Single out each line with the word "this" and copy it.

DATASET EXCERPTS:
BEGIN
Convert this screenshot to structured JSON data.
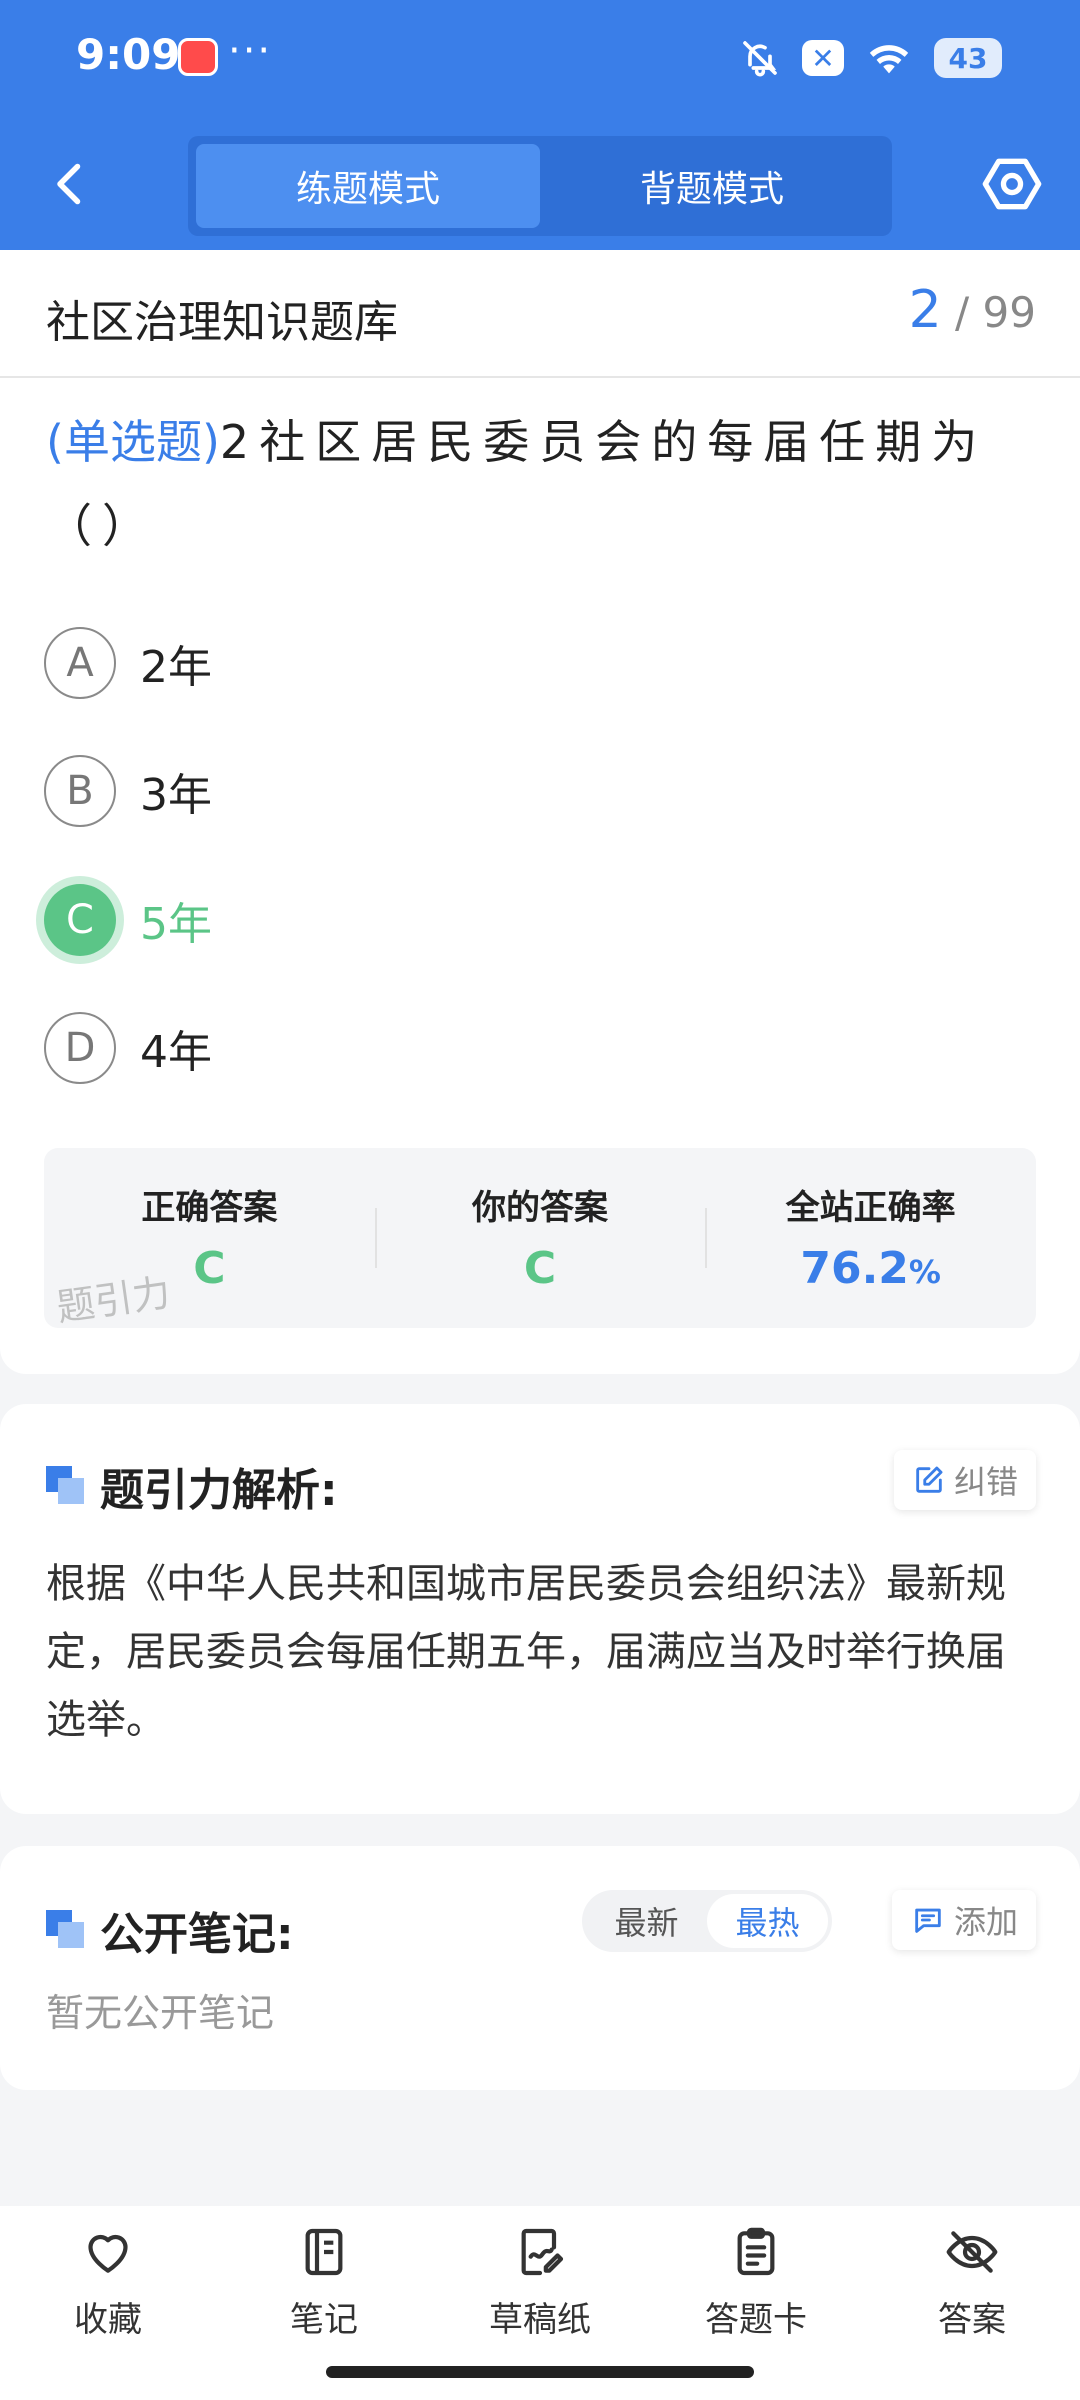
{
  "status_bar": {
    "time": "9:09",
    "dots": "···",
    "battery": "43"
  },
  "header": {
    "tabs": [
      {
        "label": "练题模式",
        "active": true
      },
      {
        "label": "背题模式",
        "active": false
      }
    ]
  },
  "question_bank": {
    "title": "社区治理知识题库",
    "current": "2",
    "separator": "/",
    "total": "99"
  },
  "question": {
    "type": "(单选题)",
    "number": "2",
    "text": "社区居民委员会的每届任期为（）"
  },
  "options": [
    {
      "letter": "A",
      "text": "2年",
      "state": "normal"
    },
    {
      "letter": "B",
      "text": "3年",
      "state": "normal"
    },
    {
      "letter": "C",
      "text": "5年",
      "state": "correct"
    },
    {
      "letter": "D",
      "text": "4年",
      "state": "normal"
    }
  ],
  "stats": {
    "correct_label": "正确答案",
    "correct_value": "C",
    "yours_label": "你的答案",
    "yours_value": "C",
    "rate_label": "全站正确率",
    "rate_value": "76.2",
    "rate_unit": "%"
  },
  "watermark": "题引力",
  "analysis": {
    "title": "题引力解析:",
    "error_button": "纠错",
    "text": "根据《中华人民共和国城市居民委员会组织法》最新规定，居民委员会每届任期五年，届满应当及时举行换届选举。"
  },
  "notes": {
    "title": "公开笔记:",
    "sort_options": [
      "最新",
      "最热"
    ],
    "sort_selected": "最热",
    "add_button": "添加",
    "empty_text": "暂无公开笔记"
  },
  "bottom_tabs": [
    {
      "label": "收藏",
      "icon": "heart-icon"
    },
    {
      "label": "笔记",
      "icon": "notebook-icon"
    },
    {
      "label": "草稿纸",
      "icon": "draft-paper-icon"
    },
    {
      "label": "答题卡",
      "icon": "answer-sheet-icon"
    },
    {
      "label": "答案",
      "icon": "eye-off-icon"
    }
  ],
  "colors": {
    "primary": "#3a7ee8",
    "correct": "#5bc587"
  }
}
END
BEGIN
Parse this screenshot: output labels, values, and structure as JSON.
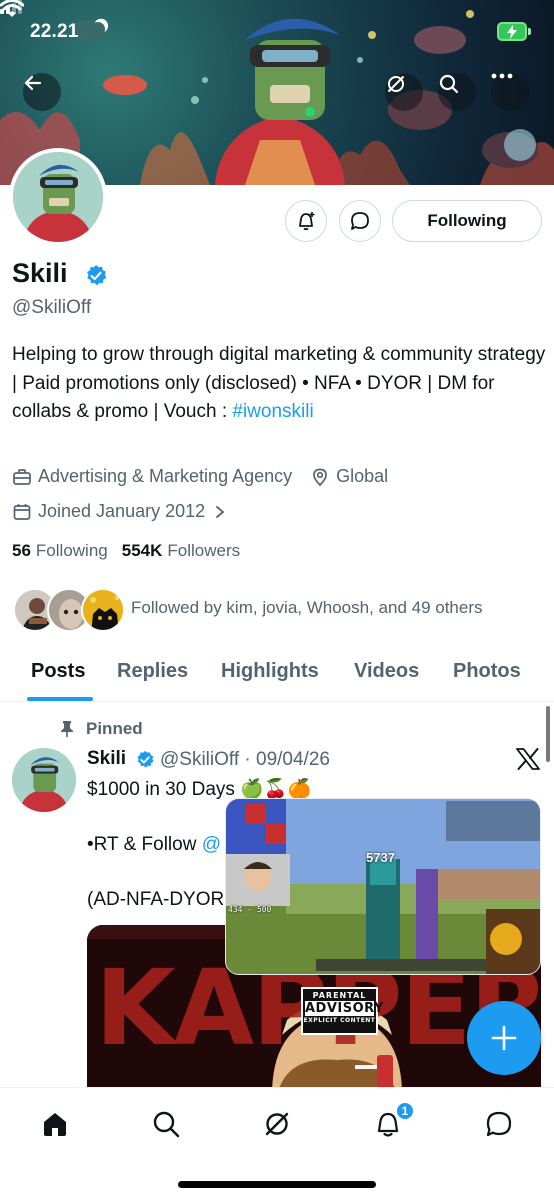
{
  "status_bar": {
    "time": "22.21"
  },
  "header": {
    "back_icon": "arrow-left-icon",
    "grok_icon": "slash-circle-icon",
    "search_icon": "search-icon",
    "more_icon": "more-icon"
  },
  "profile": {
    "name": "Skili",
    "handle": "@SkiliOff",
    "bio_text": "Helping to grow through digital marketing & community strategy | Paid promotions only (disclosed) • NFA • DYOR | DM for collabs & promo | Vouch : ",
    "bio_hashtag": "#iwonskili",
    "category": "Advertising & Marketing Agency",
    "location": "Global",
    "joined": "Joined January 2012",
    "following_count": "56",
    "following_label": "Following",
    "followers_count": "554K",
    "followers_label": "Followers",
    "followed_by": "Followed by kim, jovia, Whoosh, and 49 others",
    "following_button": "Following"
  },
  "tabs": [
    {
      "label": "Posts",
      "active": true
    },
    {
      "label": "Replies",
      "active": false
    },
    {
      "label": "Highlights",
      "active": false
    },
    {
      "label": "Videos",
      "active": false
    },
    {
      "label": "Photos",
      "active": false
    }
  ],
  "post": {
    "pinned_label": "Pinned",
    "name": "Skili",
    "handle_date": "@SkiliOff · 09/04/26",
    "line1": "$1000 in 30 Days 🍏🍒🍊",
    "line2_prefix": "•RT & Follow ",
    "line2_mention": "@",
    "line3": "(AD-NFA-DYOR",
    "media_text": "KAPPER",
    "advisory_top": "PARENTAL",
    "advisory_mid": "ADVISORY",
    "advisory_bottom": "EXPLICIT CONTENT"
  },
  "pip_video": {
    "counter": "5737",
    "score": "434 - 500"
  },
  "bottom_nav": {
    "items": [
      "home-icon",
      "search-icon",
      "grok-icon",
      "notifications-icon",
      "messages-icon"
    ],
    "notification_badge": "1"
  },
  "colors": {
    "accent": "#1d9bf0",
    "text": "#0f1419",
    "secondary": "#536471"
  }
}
END
COMPLETE ANSWER:
Convert this screenshot to structured JSON data.
Parse this screenshot: output labels, values, and structure as JSON.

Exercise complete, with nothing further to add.